--- BEGIN ---

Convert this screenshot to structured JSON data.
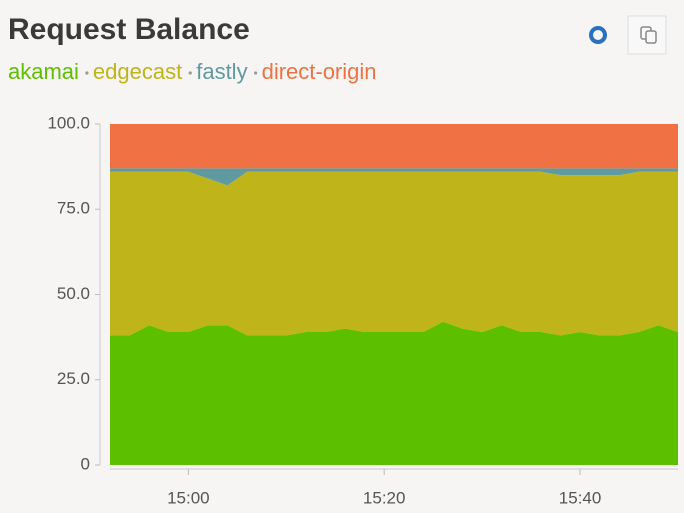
{
  "chart_data": {
    "type": "stacked-area",
    "title": "Request Balance",
    "categories": [
      null,
      null,
      null,
      null,
      "15:00",
      null,
      null,
      null,
      null,
      null,
      null,
      null,
      null,
      null,
      "15:20",
      null,
      null,
      null,
      null,
      null,
      null,
      null,
      null,
      null,
      "15:40",
      null,
      null,
      null,
      null,
      null
    ],
    "series": [
      {
        "name": "akamai",
        "color": "#5cbf00",
        "values": [
          38,
          38,
          41,
          39,
          39,
          41,
          41,
          38,
          38,
          38,
          39,
          39,
          40,
          39,
          39,
          39,
          39,
          42,
          40,
          39,
          41,
          39,
          39,
          38,
          39,
          38,
          38,
          39,
          41,
          39
        ]
      },
      {
        "name": "edgecast",
        "color": "#bfb419",
        "values": [
          48,
          48,
          45,
          47,
          47,
          43,
          41,
          48,
          48,
          48,
          47,
          47,
          46,
          47,
          47,
          47,
          47,
          44,
          46,
          47,
          45,
          47,
          47,
          47,
          46,
          47,
          47,
          47,
          45,
          47
        ]
      },
      {
        "name": "fastly",
        "color": "#5f9aa0",
        "values": [
          1,
          1,
          1,
          1,
          1,
          3,
          5,
          1,
          1,
          1,
          1,
          1,
          1,
          1,
          1,
          1,
          1,
          1,
          1,
          1,
          1,
          1,
          1,
          2,
          2,
          2,
          2,
          1,
          1,
          1
        ]
      },
      {
        "name": "direct-origin",
        "color": "#f07244",
        "values": [
          13,
          13,
          13,
          13,
          13,
          13,
          13,
          13,
          13,
          13,
          13,
          13,
          13,
          13,
          13,
          13,
          13,
          13,
          13,
          13,
          13,
          13,
          13,
          13,
          13,
          13,
          13,
          13,
          13,
          13
        ]
      }
    ],
    "ylim": [
      0,
      100
    ],
    "yticks": [
      0,
      {
        "value": 25,
        "label": "25.0"
      },
      {
        "value": 50,
        "label": "50.0"
      },
      {
        "value": 75,
        "label": "75.0"
      },
      {
        "value": 100,
        "label": "100.0"
      }
    ]
  }
}
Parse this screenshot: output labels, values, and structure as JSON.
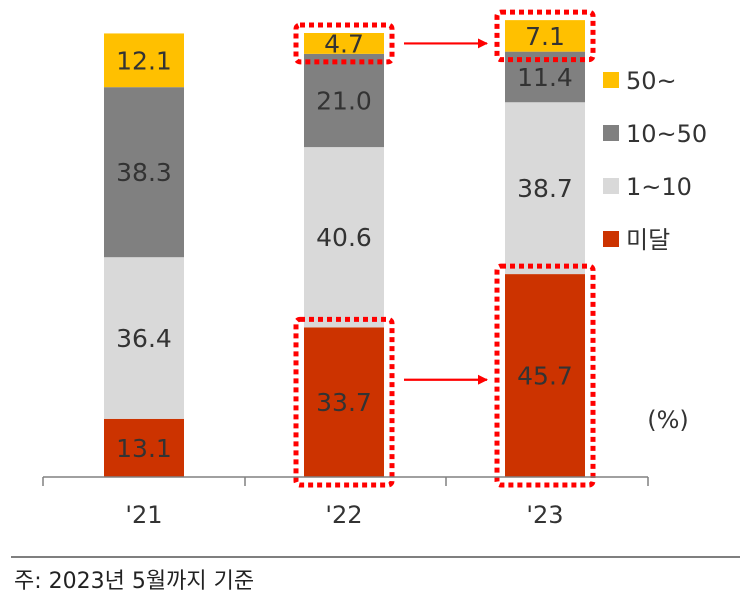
{
  "chart_data": {
    "type": "bar",
    "stacked": true,
    "categories": [
      "'21",
      "'22",
      "'23"
    ],
    "series": [
      {
        "name": "미달",
        "color": "#CC3300",
        "values": [
          13.1,
          33.7,
          45.7
        ]
      },
      {
        "name": "1~10",
        "color": "#D9D9D9",
        "values": [
          36.4,
          40.6,
          38.7
        ]
      },
      {
        "name": "10~50",
        "color": "#808080",
        "values": [
          38.3,
          21.0,
          11.4
        ]
      },
      {
        "name": "50~",
        "color": "#FFC000",
        "values": [
          12.1,
          4.7,
          7.1
        ]
      }
    ],
    "data_labels": [
      [
        "13.1",
        "33.7",
        "45.7"
      ],
      [
        "36.4",
        "40.6",
        "38.7"
      ],
      [
        "38.3",
        "21.0",
        "11.4"
      ],
      [
        "12.1",
        "4.7",
        "7.1"
      ]
    ],
    "legend": [
      "50~",
      "10~50",
      "1~10",
      "미달"
    ],
    "legend_position": "right",
    "unit_label": "(%)",
    "ylim": [
      0,
      100
    ],
    "grid": false,
    "highlights": [
      {
        "series": "50~",
        "from_category": "'22",
        "to_category": "'23"
      },
      {
        "series": "미달",
        "from_category": "'22",
        "to_category": "'23"
      }
    ],
    "highlight_color": "#FF0000"
  },
  "footnote": "주: 2023년 5월까지 기준"
}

--- END ---

→ **DESCRIPTION OF THE TASK**
Return every line from the records above that holds the word "name".

→ **RESPONSE BELOW**
        "name": "akamai",
        "name": "edgecast",
        "name": "fastly",
        "name": "direct-origin",
        "name": "미달",
        "name": "1~10",
        "name": "10~50",
        "name": "50~",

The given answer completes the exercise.